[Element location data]

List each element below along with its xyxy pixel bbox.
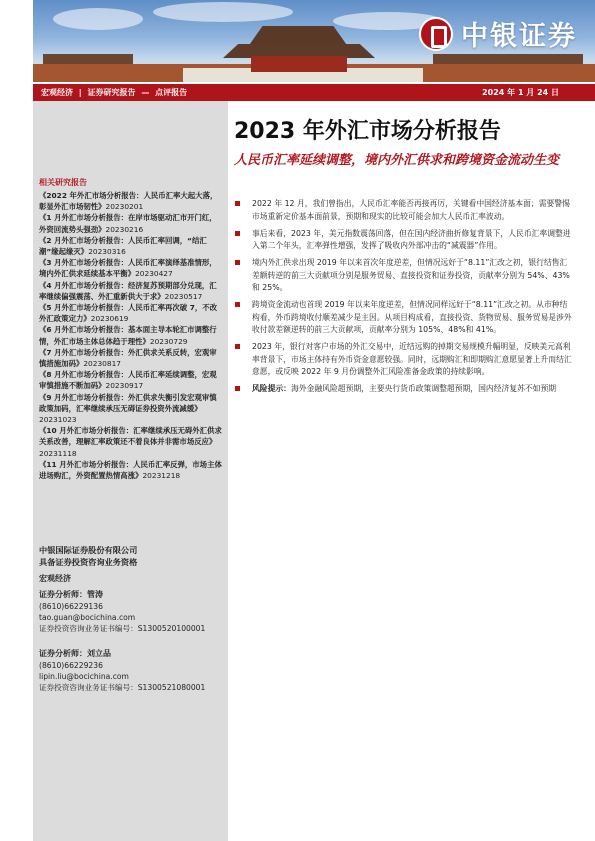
- analyst-email[interactable]: lipin.liu@bocichina.com: [39, 672, 129, 681]
- related-report-item[interactable]: 《5 月外汇市场分析报告：人民币汇率再次破 7，不改外汇政策定力》20230619: [39, 303, 218, 324]
- related-report-item[interactable]: 《9 月外汇市场分析报告：外汇供求失衡引发宏观审慎政策加码，汇率继续承压无碍证券投资外流减缓》20231023: [39, 392, 217, 425]
- key-point: 2023 年，银行对客户市场的外汇交易中，近结远购的掉期交易规模升幅明显，反映美元高利率背景下，市场主体持有外币资金意愿较强。同时，远期购汇和即期购汇意愿显著上升而结汇意愿，或反映 2022 年 9 月份调整外汇风险准备金政策的持续影响。: [234, 341, 574, 379]
- report-date: 2024 年 1 月 24 日: [482, 88, 559, 97]
- company-qualification: 具备证券投资咨询业务资格: [39, 557, 138, 567]
- analyst-name: 管涛: [87, 590, 103, 599]
- company-name: 中银国际证券股份有限公司: [39, 545, 138, 555]
- analyst-phone: (8610)66229236: [39, 661, 103, 670]
- related-reports-list: [39, 190, 224, 481]
- breadcrumb-report-type: 证券研究报告: [87, 88, 136, 97]
- analyst-card: [39, 588, 224, 634]
- analyst-role: 证券分析师：: [39, 649, 87, 658]
- related-report-item[interactable]: 《2 月外汇市场分析报告：人民币汇率回调，“结汇潮”缘起缘灭》20230316: [39, 235, 207, 257]
- brand-logo: [419, 14, 577, 53]
- related-report-item[interactable]: 《4 月外汇市场分析报告：经济复苏预期部分兑现，汇率继续偏强震荡、外汇重新供大于求》20230517: [39, 280, 217, 301]
- related-report-item[interactable]: 《10 月外汇市场分析报告：汇率继续承压无碍外汇供求关系改善，理解汇率政策还不着良体并非需市场反应》20231118: [39, 426, 222, 458]
- report-subtitle: 人民币汇率延续调整，境内外汇供求和跨境资金流动生变: [234, 153, 560, 168]
- risk-warning: 风险提示：海外金融风险超预期，主要央行货币政策调整超预期，国内经济复苏不如预期: [234, 383, 574, 396]
- related-reports-title: 相关研究报告: [39, 178, 87, 187]
- header-banner-image: [33, 0, 595, 82]
- breadcrumb: [41, 87, 190, 98]
- breadcrumb-subtype: 点评报告: [155, 88, 188, 97]
- breadcrumb-sector: 宏观经济: [41, 88, 73, 97]
- report-title: 2023 年外汇市场分析报告: [234, 119, 501, 144]
- key-point: 跨境资金流动也首现 2019 年以来年度逆差，但情况同样远好于“8.11”汇改之初。从市种结构看，外币跨境收付顺差减少是主因。从项目构成看，直接投资、货物贸易、服务贸易是涉外收付款差额逆转的前三大贡献项，贡献率分别为 105%、48%和 41%。: [234, 299, 574, 337]
- key-points-list: [234, 198, 574, 400]
- breadcrumb-dash: —: [141, 88, 150, 97]
- related-report-item[interactable]: 《11 月外汇市场分析报告：人民币汇率反弹，市场主体进场购汇，外资配置热情高涨》20231218: [39, 459, 222, 481]
- analyst-certificate: 证券投资咨询业务证书编号：S1300521080001: [39, 683, 206, 692]
- related-report-item[interactable]: 《6 月外汇市场分析报告：基本面主导本轮汇市调整行情，外汇市场主体总体趋于理性》20230729: [39, 325, 217, 346]
- related-report-item[interactable]: 《8 月外汇市场分析报告：人民币汇率延续调整，宏观审慎措施不断加码》20230917: [39, 370, 217, 391]
- related-report-item[interactable]: 《1 月外汇市场分析报告：在岸市场驱动汇市开门红，外资回流势头强劲》20230216: [39, 213, 217, 234]
- key-point: 事后来看，2023 年，美元指数震荡回落，但在国内经济曲折修复背景下，人民币汇率调整进入第二个年头，汇率弹性增强，发挥了吸收内外部冲击的“减震器”作用。: [234, 228, 574, 253]
- key-point: 境内外汇供求出现 2019 年以来首次年度逆差，但情况远好于“8.11”汇改之初，银行结售汇差额转逆的前三大贡献项分别是服务贸易、直接投资和证券投资，贡献率分别为 54%、43%和 25%。: [234, 257, 574, 295]
- analyst-role: 证券分析师：: [39, 590, 87, 599]
- sector-label: 宏观经济: [39, 574, 71, 583]
- related-report-item[interactable]: 《3 月外汇市场分析报告：人民币汇率演绎基准情形，境内外汇供求延续基本平衡》20230427: [39, 258, 217, 279]
- brand-name: 中银证券: [461, 21, 577, 52]
- analyst-phone: (8610)66229136: [39, 602, 103, 611]
- analyst-name: 刘立品: [87, 649, 111, 658]
- analyst-card: [39, 647, 224, 693]
- analyst-email[interactable]: tao.guan@bocichina.com: [39, 613, 136, 622]
- company-info: [39, 544, 224, 568]
- analyst-certificate: 证券投资咨询业务证书编号：S1300520100001: [39, 624, 206, 633]
- report-category-bar: [33, 84, 595, 101]
- breadcrumb-separator: |: [78, 88, 82, 97]
- related-report-item[interactable]: 《7 月外汇市场分析报告：外汇供求关系反转，宏观审慎措施加码》20230817: [39, 347, 217, 369]
- bank-of-china-logo-icon: [419, 17, 453, 51]
- related-report-item[interactable]: 《2022 年外汇市场分析报告：人民币汇率大起大落，彰显外汇市场韧性》20230201: [39, 191, 218, 212]
- left-sidebar: [33, 101, 228, 841]
- key-point: 2022 年 12 月，我们曾指出，人民币汇率能否再接再厉，关键看中国经济基本面；需要警惕市场重新定价基本面前景，预期和现实的比较可能会加大人民币汇率波动。: [234, 198, 574, 223]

§ **Exercise**: Rewrite the records with every "analyst-card" changed to "analyst-panel" and everything else left as it is. Omit the pictures from your answer.

§ **Answer for the task**:
List each element below along with its xyxy pixel bbox.
- analyst-email[interactable]: lipin.liu@bocichina.com: [39, 672, 129, 681]
- related-report-item[interactable]: 《5 月外汇市场分析报告：人民币汇率再次破 7，不改外汇政策定力》20230619: [39, 303, 218, 324]
- related-report-item[interactable]: 《9 月外汇市场分析报告：外汇供求失衡引发宏观审慎政策加码，汇率继续承压无碍证券投资外流减缓》20231023: [39, 392, 217, 425]
- key-point: 2023 年，银行对客户市场的外汇交易中，近结远购的掉期交易规模升幅明显，反映美元高利率背景下，市场主体持有外币资金意愿较强。同时，远期购汇和即期购汇意愿显著上升而结汇意愿，或反映 2022 年 9 月份调整外汇风险准备金政策的持续影响。: [234, 341, 574, 379]
- report-date: 2024 年 1 月 24 日: [482, 88, 559, 97]
- company-qualification: 具备证券投资咨询业务资格: [39, 557, 138, 567]
- analyst-name: 管涛: [87, 590, 103, 599]
- company-name: 中银国际证券股份有限公司: [39, 545, 138, 555]
- analyst-phone: (8610)66229236: [39, 661, 103, 670]
- related-reports-list: [39, 190, 224, 481]
- breadcrumb-report-type: 证券研究报告: [87, 88, 136, 97]
- analyst-panel: [39, 588, 224, 634]
- analyst-role: 证券分析师：: [39, 649, 87, 658]
- related-report-item[interactable]: 《2 月外汇市场分析报告：人民币汇率回调，“结汇潮”缘起缘灭》20230316: [39, 235, 207, 257]
- brand-logo: [419, 14, 577, 53]
- related-report-item[interactable]: 《4 月外汇市场分析报告：经济复苏预期部分兑现，汇率继续偏强震荡、外汇重新供大于求》20230517: [39, 280, 217, 301]
- related-report-item[interactable]: 《10 月外汇市场分析报告：汇率继续承压无碍外汇供求关系改善，理解汇率政策还不着良体并非需市场反应》20231118: [39, 426, 222, 458]
- report-subtitle: 人民币汇率延续调整，境内外汇供求和跨境资金流动生变: [234, 153, 560, 168]
- risk-warning: 风险提示：海外金融风险超预期，主要央行货币政策调整超预期，国内经济复苏不如预期: [234, 383, 574, 396]
- related-reports-title: 相关研究报告: [39, 178, 87, 187]
- header-banner-image: [33, 0, 595, 82]
- breadcrumb: [41, 87, 190, 98]
- breadcrumb-subtype: 点评报告: [155, 88, 188, 97]
- breadcrumb-sector: 宏观经济: [41, 88, 73, 97]
- report-title: 2023 年外汇市场分析报告: [234, 119, 501, 144]
- key-point: 跨境资金流动也首现 2019 年以来年度逆差，但情况同样远好于“8.11”汇改之初。从市种结构看，外币跨境收付顺差减少是主因。从项目构成看，直接投资、货物贸易、服务贸易是涉外收付款差额逆转的前三大贡献项，贡献率分别为 105%、48%和 41%。: [234, 299, 574, 337]
- key-points-list: [234, 198, 574, 400]
- breadcrumb-dash: —: [141, 88, 150, 97]
- related-report-item[interactable]: 《11 月外汇市场分析报告：人民币汇率反弹，市场主体进场购汇，外资配置热情高涨》20231218: [39, 459, 222, 481]
- analyst-certificate: 证券投资咨询业务证书编号：S1300521080001: [39, 683, 206, 692]
- related-report-item[interactable]: 《6 月外汇市场分析报告：基本面主导本轮汇市调整行情，外汇市场主体总体趋于理性》20230729: [39, 325, 217, 346]
- related-report-item[interactable]: 《8 月外汇市场分析报告：人民币汇率延续调整，宏观审慎措施不断加码》20230917: [39, 370, 217, 391]
- related-report-item[interactable]: 《1 月外汇市场分析报告：在岸市场驱动汇市开门红，外资回流势头强劲》20230216: [39, 213, 217, 234]
- key-point: 事后来看，2023 年，美元指数震荡回落，但在国内经济曲折修复背景下，人民币汇率调整进入第二个年头，汇率弹性增强，发挥了吸收内外部冲击的“减震器”作用。: [234, 228, 574, 253]
- key-point: 境内外汇供求出现 2019 年以来首次年度逆差，但情况远好于“8.11”汇改之初，银行结售汇差额转逆的前三大贡献项分别是服务贸易、直接投资和证券投资，贡献率分别为 54%、43%和 25%。: [234, 257, 574, 295]
- analyst-role: 证券分析师：: [39, 590, 87, 599]
- sector-label: 宏观经济: [39, 574, 71, 583]
- related-report-item[interactable]: 《3 月外汇市场分析报告：人民币汇率演绎基准情形，境内外汇供求延续基本平衡》20230427: [39, 258, 217, 279]
- brand-name: 中银证券: [461, 21, 577, 52]
- analyst-phone: (8610)66229136: [39, 602, 103, 611]
- analyst-name: 刘立品: [87, 649, 111, 658]
- analyst-panel: [39, 647, 224, 693]
- analyst-email[interactable]: tao.guan@bocichina.com: [39, 613, 136, 622]
- company-info: [39, 544, 224, 568]
- analyst-certificate: 证券投资咨询业务证书编号：S1300520100001: [39, 624, 206, 633]
- report-category-bar: [33, 84, 595, 101]
- breadcrumb-separator: |: [78, 88, 82, 97]
- related-report-item[interactable]: 《7 月外汇市场分析报告：外汇供求关系反转，宏观审慎措施加码》20230817: [39, 347, 217, 369]
- bank-of-china-logo-icon: [419, 17, 453, 51]
- related-report-item[interactable]: 《2022 年外汇市场分析报告：人民币汇率大起大落，彰显外汇市场韧性》20230201: [39, 191, 218, 212]
- left-sidebar: [33, 101, 228, 841]
- key-point: 2022 年 12 月，我们曾指出，人民币汇率能否再接再厉，关键看中国经济基本面；需要警惕市场重新定价基本面前景，预期和现实的比较可能会加大人民币汇率波动。: [234, 198, 574, 223]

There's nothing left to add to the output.